**Records provided**:
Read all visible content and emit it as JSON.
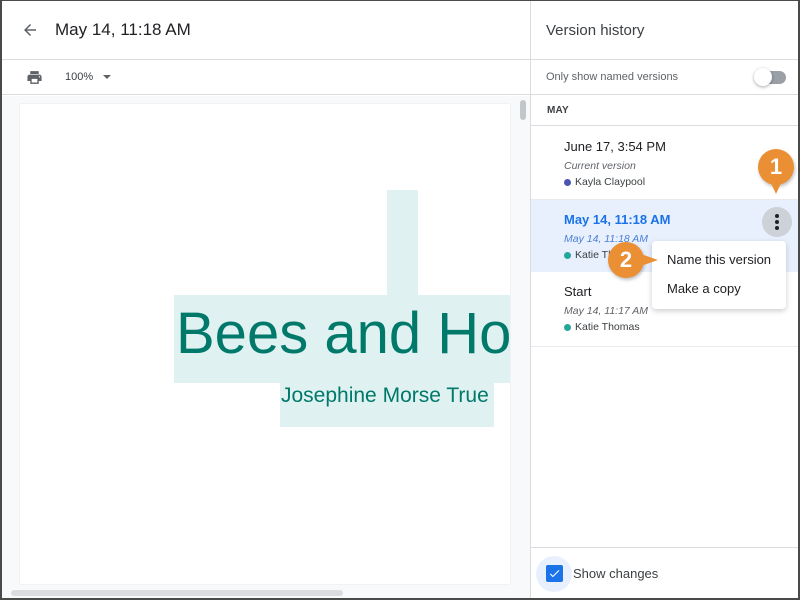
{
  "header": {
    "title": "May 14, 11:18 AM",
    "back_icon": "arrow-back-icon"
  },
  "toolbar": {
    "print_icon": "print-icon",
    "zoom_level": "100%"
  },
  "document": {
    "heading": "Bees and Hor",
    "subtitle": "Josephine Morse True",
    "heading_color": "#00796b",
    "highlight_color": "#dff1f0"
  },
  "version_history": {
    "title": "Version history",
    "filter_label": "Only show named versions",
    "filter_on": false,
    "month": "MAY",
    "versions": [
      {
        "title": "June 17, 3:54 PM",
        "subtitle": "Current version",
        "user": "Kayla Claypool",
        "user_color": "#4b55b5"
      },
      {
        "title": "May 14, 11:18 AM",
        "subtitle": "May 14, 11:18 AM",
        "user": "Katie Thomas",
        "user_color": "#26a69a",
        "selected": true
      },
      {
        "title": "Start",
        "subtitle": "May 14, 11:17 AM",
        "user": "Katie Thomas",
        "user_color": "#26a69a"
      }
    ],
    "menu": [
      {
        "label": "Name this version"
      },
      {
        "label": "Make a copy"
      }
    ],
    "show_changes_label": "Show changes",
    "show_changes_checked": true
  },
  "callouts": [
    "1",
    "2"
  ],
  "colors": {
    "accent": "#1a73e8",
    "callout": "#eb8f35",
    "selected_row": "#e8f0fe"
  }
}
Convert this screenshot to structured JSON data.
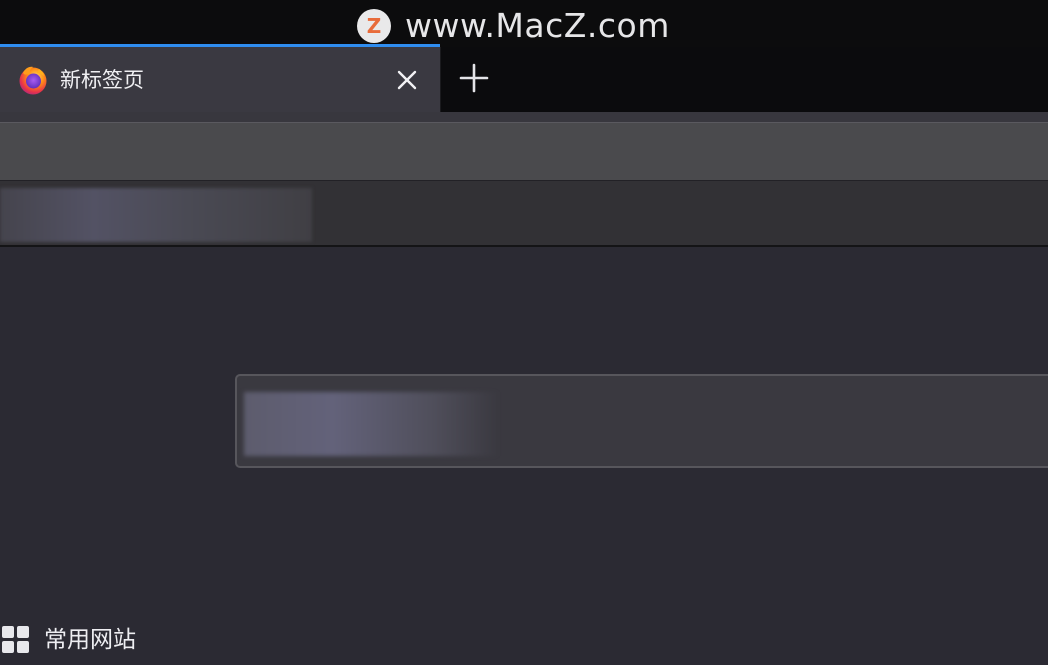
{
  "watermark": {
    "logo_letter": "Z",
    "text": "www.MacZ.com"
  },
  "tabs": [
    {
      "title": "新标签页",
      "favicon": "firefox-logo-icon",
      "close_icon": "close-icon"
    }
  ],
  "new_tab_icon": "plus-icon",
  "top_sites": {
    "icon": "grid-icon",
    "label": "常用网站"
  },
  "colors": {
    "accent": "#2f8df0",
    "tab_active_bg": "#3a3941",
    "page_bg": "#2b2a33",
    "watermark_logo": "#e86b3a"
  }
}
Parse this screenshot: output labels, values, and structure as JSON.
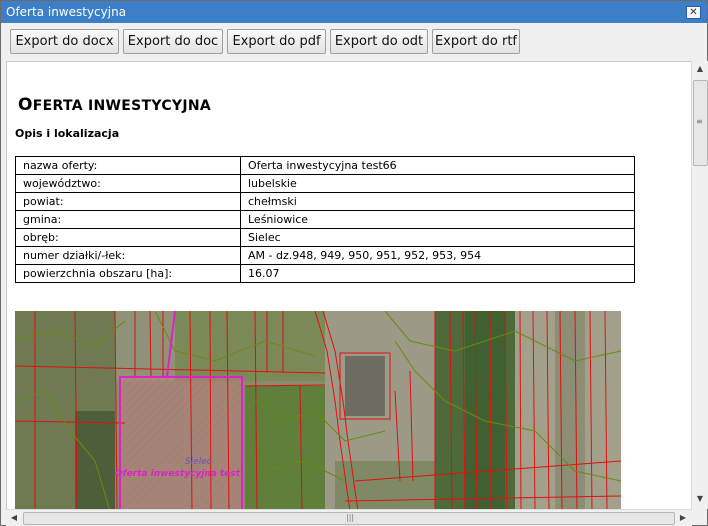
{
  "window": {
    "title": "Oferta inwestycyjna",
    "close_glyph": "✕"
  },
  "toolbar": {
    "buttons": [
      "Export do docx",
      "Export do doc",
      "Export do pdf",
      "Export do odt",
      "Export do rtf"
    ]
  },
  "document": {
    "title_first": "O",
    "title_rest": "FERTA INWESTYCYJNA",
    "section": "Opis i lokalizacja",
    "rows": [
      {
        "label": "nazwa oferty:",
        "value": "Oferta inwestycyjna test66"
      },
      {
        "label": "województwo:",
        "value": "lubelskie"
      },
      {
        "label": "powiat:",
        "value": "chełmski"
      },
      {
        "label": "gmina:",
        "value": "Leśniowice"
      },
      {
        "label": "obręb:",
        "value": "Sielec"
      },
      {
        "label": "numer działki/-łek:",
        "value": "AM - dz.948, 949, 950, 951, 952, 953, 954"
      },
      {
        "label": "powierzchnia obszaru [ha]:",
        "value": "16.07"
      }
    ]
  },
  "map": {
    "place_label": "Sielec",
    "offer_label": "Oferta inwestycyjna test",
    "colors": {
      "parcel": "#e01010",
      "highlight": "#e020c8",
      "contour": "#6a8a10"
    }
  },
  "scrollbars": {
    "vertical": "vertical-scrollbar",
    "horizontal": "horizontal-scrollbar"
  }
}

* * *

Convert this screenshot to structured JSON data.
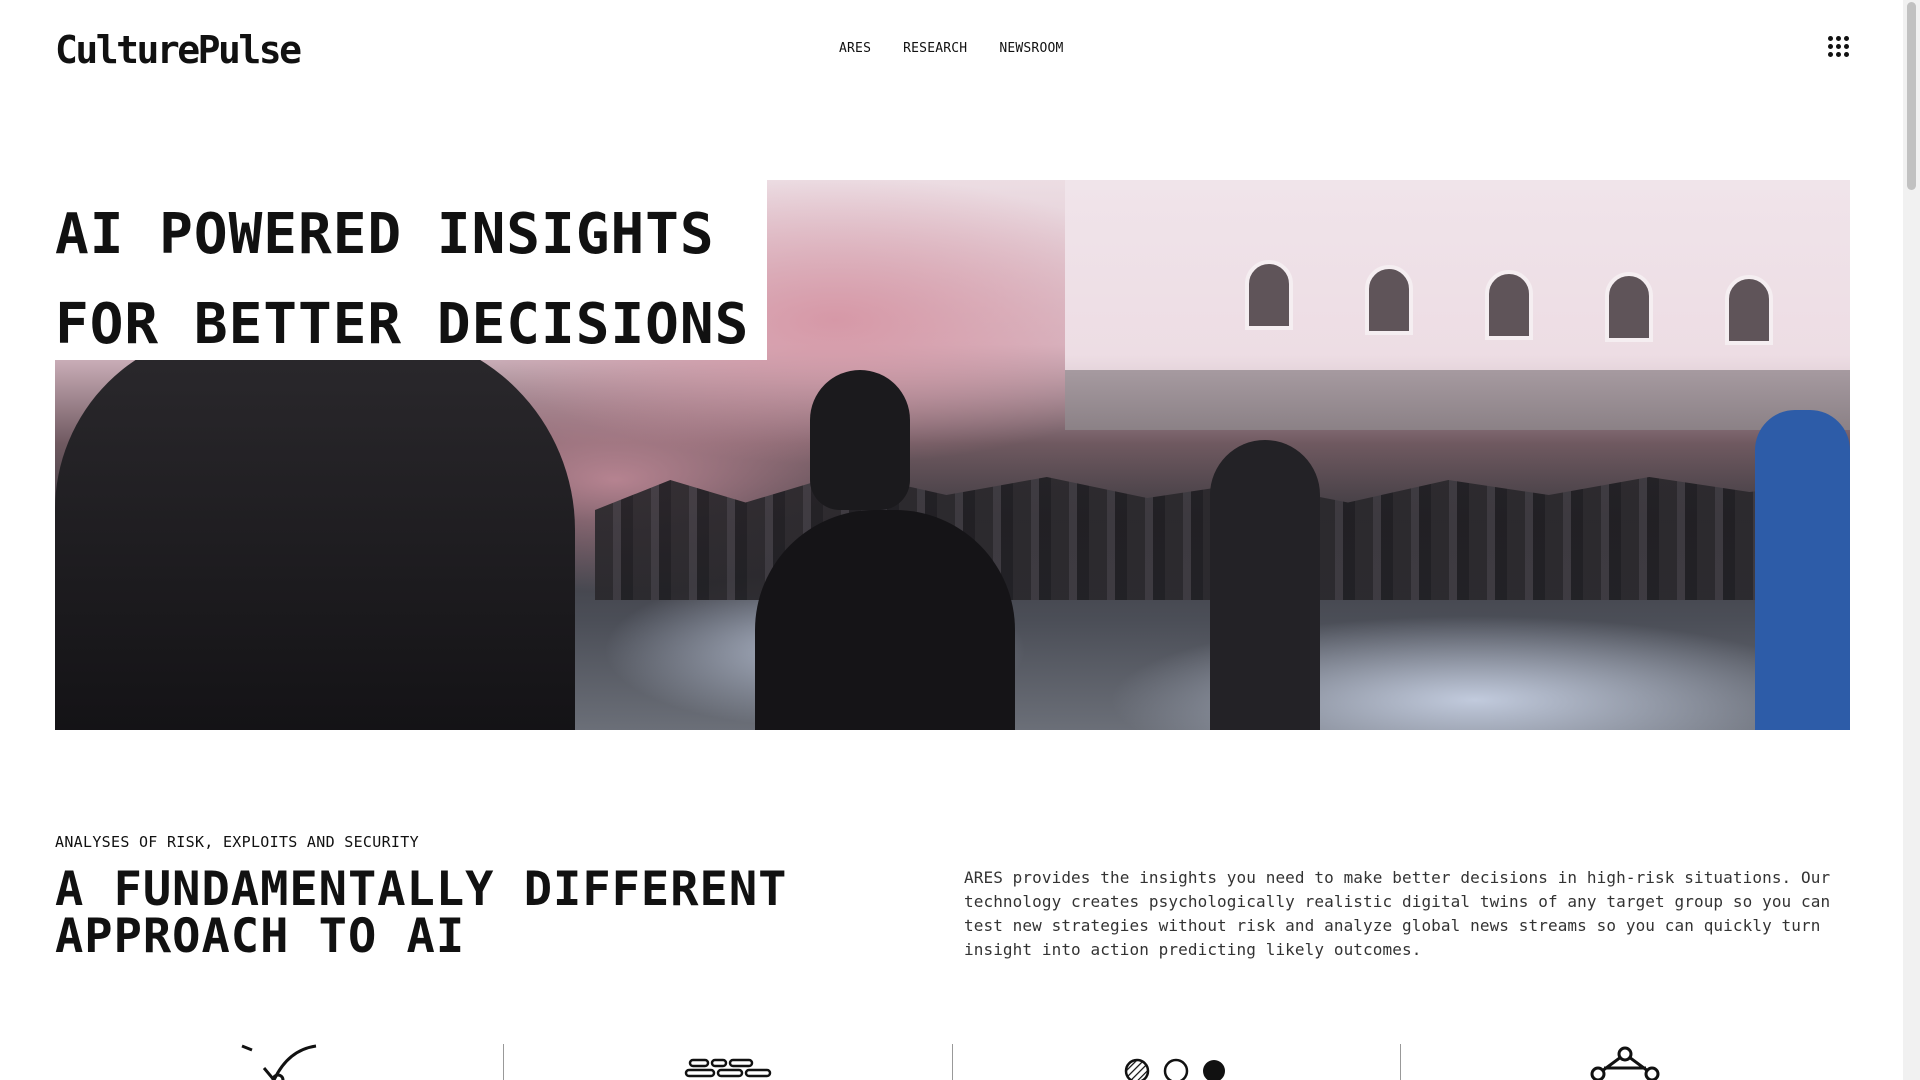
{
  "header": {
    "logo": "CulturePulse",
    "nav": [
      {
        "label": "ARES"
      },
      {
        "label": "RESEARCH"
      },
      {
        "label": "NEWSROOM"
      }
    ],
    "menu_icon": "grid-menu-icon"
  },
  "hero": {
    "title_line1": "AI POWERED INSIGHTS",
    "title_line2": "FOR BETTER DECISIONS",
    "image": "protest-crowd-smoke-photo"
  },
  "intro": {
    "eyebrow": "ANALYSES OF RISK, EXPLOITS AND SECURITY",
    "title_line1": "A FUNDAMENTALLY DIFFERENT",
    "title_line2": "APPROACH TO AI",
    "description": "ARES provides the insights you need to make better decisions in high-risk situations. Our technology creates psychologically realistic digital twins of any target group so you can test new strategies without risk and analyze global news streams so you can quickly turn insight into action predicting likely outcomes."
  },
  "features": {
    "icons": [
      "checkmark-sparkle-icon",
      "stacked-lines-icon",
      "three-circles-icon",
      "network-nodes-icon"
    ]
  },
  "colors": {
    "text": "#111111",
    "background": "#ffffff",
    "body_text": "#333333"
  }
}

**Short task**: Work out how many lines of the data hold the string "Export". Reply with that number alone.

**Solution for this exercise**: 5